##### Records shown #####

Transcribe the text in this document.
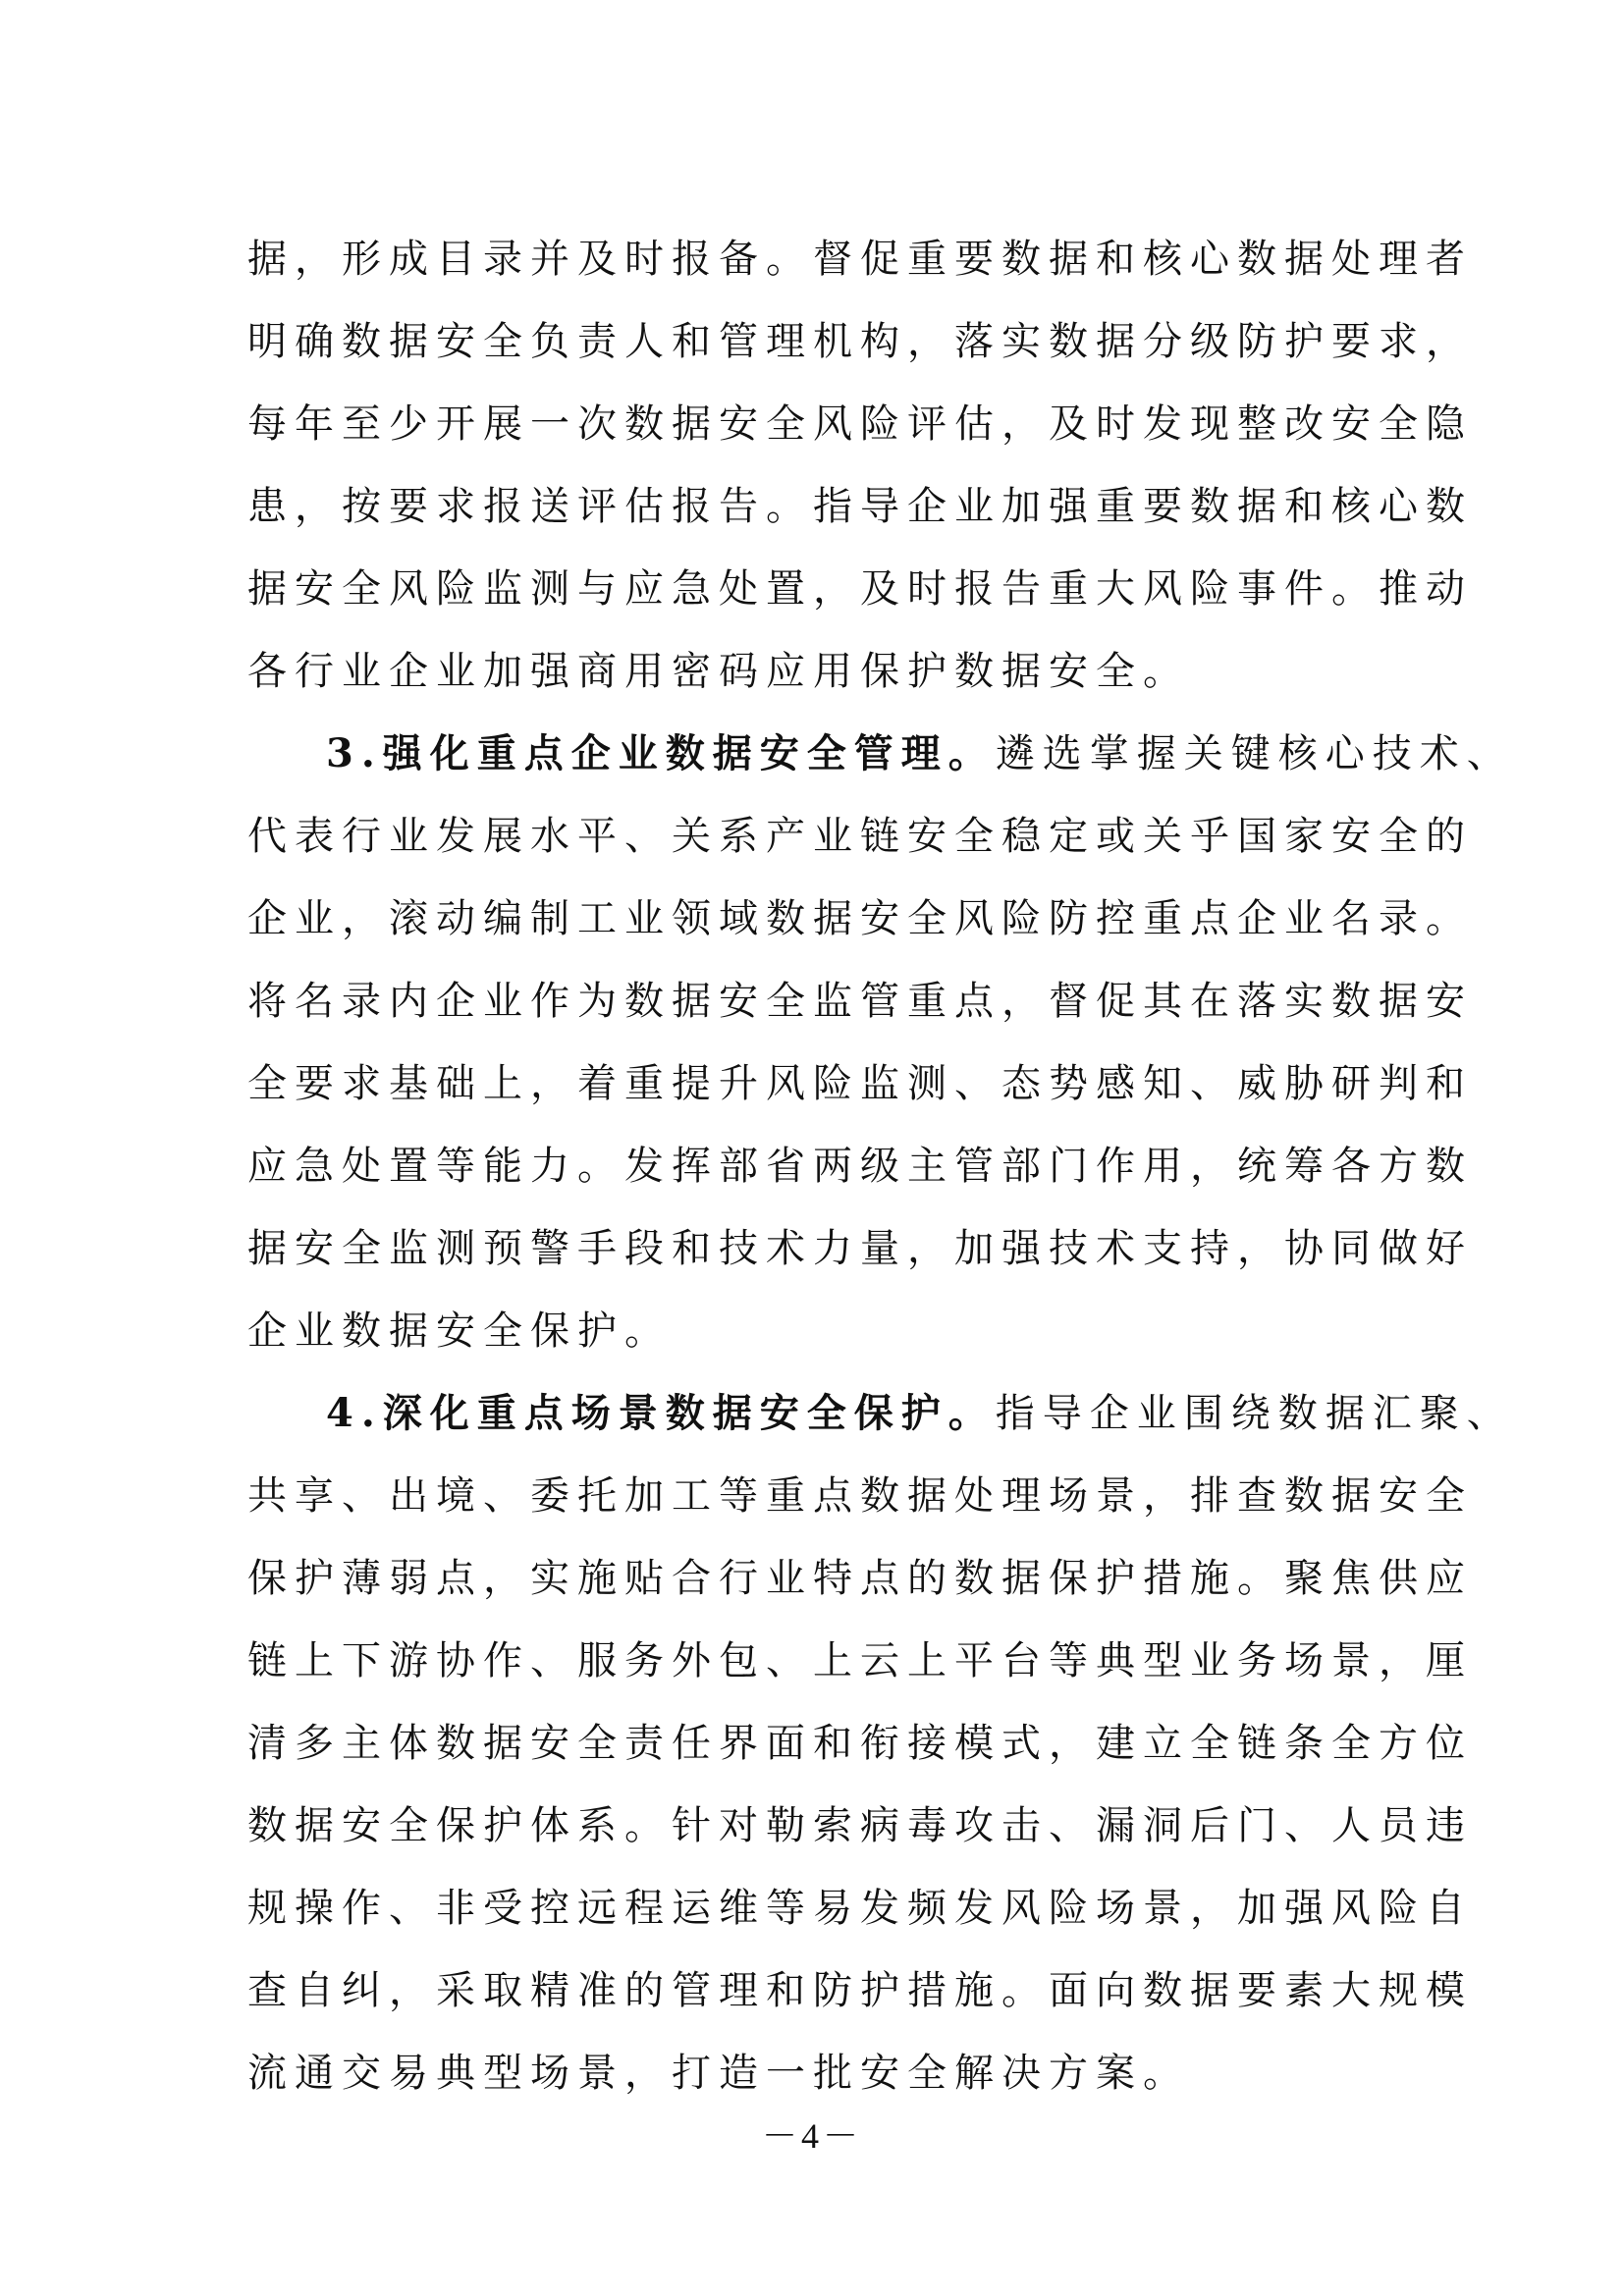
据，形成目录并及时报备。督促重要数据和核心数据处理者
明确数据安全负责人和管理机构，落实数据分级防护要求，
每年至少开展一次数据安全风险评估，及时发现整改安全隐
患，按要求报送评估报告。指导企业加强重要数据和核心数
据安全风险监测与应急处置，及时报告重大风险事件。推动
各行业企业加强商用密码应用保护数据安全。
3.强化重点企业数据安全管理。遴选掌握关键核心技术、
代表行业发展水平、关系产业链安全稳定或关乎国家安全的
企业，滚动编制工业领域数据安全风险防控重点企业名录。
将名录内企业作为数据安全监管重点，督促其在落实数据安
全要求基础上，着重提升风险监测、态势感知、威胁研判和
应急处置等能力。发挥部省两级主管部门作用，统筹各方数
据安全监测预警手段和技术力量，加强技术支持，协同做好
企业数据安全保护。
4.深化重点场景数据安全保护。指导企业围绕数据汇聚、
共享、出境、委托加工等重点数据处理场景，排查数据安全
保护薄弱点，实施贴合行业特点的数据保护措施。聚焦供应
链上下游协作、服务外包、上云上平台等典型业务场景，厘
清多主体数据安全责任界面和衔接模式，建立全链条全方位
数据安全保护体系。针对勒索病毒攻击、漏洞后门、人员违
规操作、非受控远程运维等易发频发风险场景，加强风险自
查自纠，采取精准的管理和防护措施。面向数据要素大规模
流通交易典型场景，打造一批安全解决方案。
－4－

#####

Task instructions
Without the pictures, write out every entry precisely as it appears.

Answer to the exercise
Transcribe the text in this document.
据，形成目录并及时报备。督促重要数据和核心数据处理者
明确数据安全负责人和管理机构，落实数据分级防护要求，
每年至少开展一次数据安全风险评估，及时发现整改安全隐
患，按要求报送评估报告。指导企业加强重要数据和核心数
据安全风险监测与应急处置，及时报告重大风险事件。推动
各行业企业加强商用密码应用保护数据安全。
3.强化重点企业数据安全管理。遴选掌握关键核心技术、
代表行业发展水平、关系产业链安全稳定或关乎国家安全的
企业，滚动编制工业领域数据安全风险防控重点企业名录。
将名录内企业作为数据安全监管重点，督促其在落实数据安
全要求基础上，着重提升风险监测、态势感知、威胁研判和
应急处置等能力。发挥部省两级主管部门作用，统筹各方数
据安全监测预警手段和技术力量，加强技术支持，协同做好
企业数据安全保护。
4.深化重点场景数据安全保护。指导企业围绕数据汇聚、
共享、出境、委托加工等重点数据处理场景，排查数据安全
保护薄弱点，实施贴合行业特点的数据保护措施。聚焦供应
链上下游协作、服务外包、上云上平台等典型业务场景，厘
清多主体数据安全责任界面和衔接模式，建立全链条全方位
数据安全保护体系。针对勒索病毒攻击、漏洞后门、人员违
规操作、非受控远程运维等易发频发风险场景，加强风险自
查自纠，采取精准的管理和防护措施。面向数据要素大规模
流通交易典型场景，打造一批安全解决方案。
－4－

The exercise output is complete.